— Task brief —
Work through the data below and give the number of lines holding "Mobile", nothing more.

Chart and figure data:
....
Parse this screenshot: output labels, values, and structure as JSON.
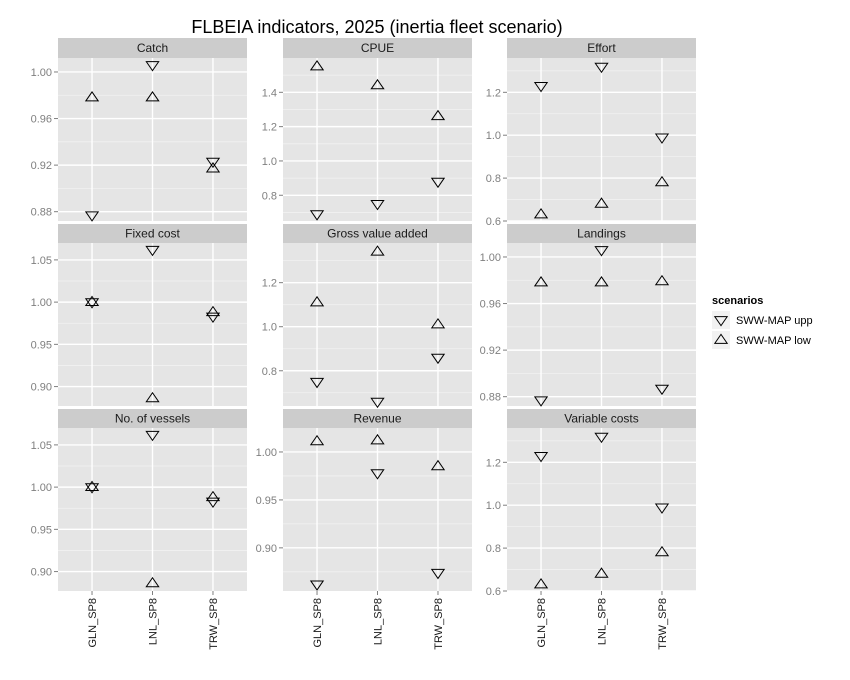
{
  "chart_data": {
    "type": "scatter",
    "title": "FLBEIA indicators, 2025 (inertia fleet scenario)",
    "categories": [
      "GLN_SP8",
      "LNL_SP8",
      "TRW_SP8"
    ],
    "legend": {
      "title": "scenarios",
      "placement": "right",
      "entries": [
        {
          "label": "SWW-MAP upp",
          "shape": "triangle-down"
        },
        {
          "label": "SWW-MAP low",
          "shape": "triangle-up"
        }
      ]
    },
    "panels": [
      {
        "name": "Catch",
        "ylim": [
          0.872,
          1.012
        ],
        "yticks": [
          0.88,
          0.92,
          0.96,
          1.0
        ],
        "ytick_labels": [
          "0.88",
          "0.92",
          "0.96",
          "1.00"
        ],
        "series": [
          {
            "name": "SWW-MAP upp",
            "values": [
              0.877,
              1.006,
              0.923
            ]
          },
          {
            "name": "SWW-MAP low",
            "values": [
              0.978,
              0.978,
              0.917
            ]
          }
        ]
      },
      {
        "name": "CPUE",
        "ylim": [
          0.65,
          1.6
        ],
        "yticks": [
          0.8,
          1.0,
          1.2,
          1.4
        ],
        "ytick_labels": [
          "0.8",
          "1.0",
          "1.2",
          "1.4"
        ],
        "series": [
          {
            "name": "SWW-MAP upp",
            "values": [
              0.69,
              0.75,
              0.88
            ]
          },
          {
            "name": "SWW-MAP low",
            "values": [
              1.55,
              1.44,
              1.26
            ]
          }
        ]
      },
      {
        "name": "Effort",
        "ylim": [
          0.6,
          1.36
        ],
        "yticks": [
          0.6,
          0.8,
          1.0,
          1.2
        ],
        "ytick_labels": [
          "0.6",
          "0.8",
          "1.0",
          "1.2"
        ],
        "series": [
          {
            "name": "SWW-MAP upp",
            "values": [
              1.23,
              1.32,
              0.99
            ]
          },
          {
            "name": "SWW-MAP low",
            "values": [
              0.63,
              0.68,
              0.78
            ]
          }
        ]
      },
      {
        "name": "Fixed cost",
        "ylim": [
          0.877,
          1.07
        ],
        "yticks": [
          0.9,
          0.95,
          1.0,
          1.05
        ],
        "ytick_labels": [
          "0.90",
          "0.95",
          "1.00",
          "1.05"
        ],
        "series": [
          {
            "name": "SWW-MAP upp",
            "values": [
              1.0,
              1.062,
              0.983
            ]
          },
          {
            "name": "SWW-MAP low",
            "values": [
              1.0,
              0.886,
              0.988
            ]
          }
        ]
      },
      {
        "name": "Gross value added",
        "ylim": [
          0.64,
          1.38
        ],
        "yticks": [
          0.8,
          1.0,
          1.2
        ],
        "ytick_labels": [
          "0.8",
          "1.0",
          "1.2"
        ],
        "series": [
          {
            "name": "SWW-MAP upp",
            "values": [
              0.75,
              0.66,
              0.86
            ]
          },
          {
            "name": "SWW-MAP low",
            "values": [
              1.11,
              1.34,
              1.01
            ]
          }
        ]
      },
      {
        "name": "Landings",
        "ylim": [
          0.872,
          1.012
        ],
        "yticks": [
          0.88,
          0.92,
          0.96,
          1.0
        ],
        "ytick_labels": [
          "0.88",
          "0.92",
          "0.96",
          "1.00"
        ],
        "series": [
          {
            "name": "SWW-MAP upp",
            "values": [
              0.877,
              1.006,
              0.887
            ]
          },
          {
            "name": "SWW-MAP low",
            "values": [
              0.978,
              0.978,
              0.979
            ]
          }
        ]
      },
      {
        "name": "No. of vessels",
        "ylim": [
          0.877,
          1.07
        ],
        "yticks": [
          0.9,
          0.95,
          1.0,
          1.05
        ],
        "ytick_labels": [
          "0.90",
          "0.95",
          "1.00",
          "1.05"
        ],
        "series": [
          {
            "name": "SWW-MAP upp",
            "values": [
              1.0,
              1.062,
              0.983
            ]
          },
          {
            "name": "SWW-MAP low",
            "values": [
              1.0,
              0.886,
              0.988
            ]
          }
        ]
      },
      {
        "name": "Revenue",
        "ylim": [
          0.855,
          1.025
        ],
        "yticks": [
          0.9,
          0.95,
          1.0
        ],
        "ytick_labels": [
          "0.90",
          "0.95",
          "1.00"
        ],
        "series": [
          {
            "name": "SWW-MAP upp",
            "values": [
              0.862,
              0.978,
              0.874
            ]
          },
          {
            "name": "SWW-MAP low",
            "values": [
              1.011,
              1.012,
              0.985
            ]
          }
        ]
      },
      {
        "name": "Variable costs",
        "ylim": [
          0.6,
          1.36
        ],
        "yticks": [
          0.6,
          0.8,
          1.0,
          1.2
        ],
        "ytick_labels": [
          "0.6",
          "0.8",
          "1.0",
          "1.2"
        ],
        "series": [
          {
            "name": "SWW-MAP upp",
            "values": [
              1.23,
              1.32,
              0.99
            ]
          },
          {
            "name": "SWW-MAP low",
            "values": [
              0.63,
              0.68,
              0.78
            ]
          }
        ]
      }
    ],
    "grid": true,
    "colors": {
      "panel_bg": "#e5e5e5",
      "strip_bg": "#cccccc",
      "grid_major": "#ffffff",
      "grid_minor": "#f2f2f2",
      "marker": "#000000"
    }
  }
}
....
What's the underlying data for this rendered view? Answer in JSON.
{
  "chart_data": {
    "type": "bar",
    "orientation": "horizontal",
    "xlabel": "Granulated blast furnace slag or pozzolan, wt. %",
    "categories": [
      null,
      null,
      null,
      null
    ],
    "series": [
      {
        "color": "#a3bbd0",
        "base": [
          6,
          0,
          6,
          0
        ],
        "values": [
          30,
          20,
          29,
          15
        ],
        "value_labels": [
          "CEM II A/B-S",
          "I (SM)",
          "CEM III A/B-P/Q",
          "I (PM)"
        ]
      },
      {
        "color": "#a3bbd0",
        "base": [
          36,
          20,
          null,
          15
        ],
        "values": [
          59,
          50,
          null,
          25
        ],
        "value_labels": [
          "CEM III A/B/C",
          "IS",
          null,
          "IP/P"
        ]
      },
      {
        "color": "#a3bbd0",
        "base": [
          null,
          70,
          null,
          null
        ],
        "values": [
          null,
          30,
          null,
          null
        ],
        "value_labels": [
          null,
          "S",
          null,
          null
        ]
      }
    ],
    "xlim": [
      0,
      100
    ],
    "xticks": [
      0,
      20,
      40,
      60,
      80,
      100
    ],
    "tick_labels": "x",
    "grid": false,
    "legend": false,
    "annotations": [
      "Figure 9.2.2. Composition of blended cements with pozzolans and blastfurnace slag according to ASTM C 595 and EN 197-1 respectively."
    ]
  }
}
....
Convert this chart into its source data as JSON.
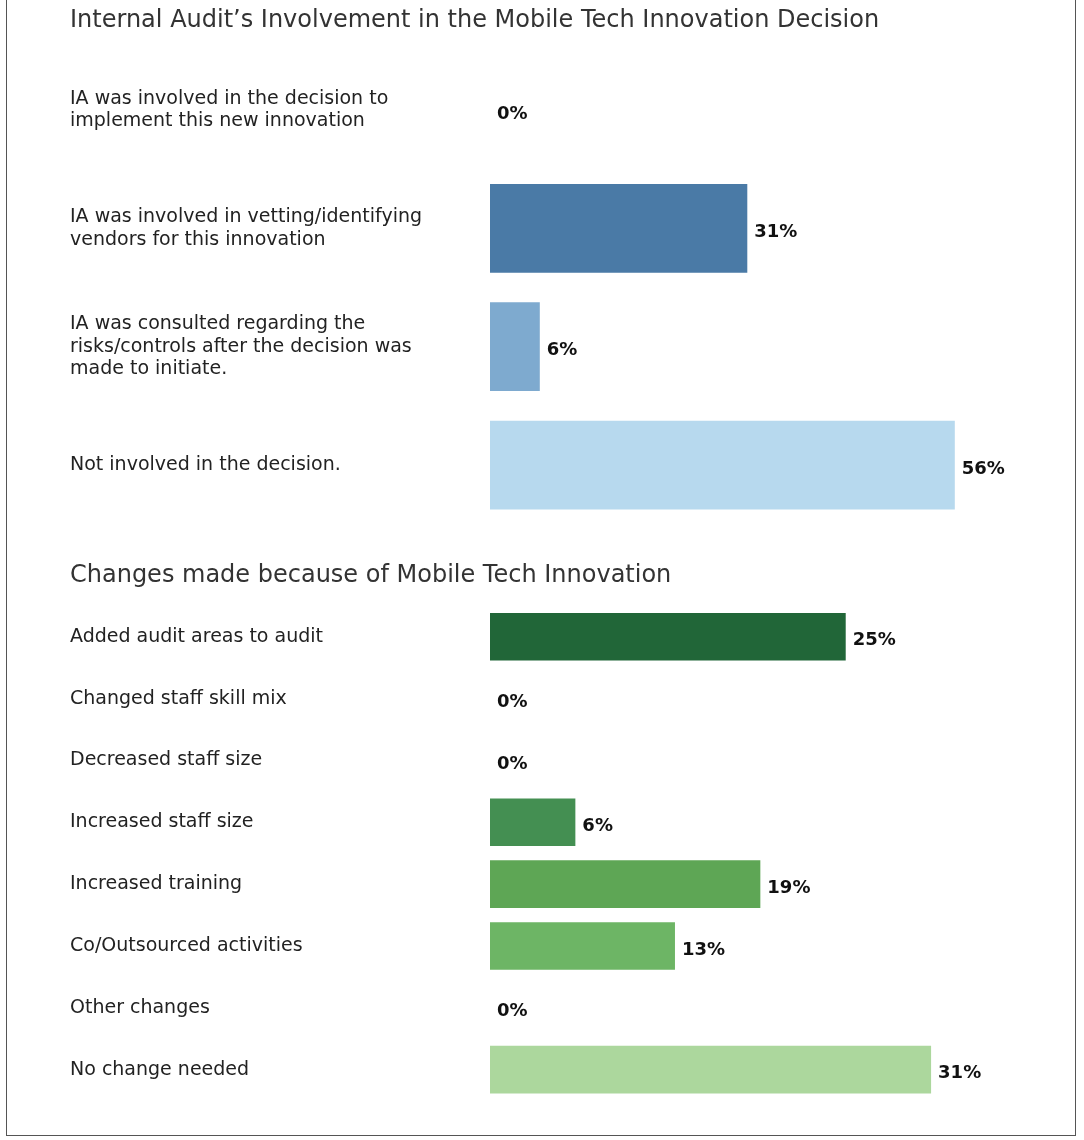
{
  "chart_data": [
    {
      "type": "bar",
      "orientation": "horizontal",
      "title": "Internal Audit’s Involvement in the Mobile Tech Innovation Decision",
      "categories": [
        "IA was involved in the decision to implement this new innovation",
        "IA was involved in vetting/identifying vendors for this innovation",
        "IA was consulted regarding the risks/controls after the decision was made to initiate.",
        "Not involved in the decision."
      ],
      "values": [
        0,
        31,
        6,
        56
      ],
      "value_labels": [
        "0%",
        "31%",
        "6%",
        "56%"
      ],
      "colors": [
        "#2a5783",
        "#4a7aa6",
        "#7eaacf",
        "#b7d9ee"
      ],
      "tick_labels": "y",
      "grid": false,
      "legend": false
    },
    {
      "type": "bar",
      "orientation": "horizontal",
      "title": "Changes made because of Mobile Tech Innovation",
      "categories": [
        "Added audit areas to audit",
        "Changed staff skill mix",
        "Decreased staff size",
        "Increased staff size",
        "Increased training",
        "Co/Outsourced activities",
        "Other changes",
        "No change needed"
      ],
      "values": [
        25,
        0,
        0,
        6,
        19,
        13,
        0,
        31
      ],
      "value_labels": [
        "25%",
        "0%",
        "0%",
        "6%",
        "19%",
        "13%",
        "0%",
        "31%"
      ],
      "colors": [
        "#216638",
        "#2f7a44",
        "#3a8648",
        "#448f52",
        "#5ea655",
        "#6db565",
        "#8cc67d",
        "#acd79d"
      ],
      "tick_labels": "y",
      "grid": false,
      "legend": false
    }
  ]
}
....
— In response —
2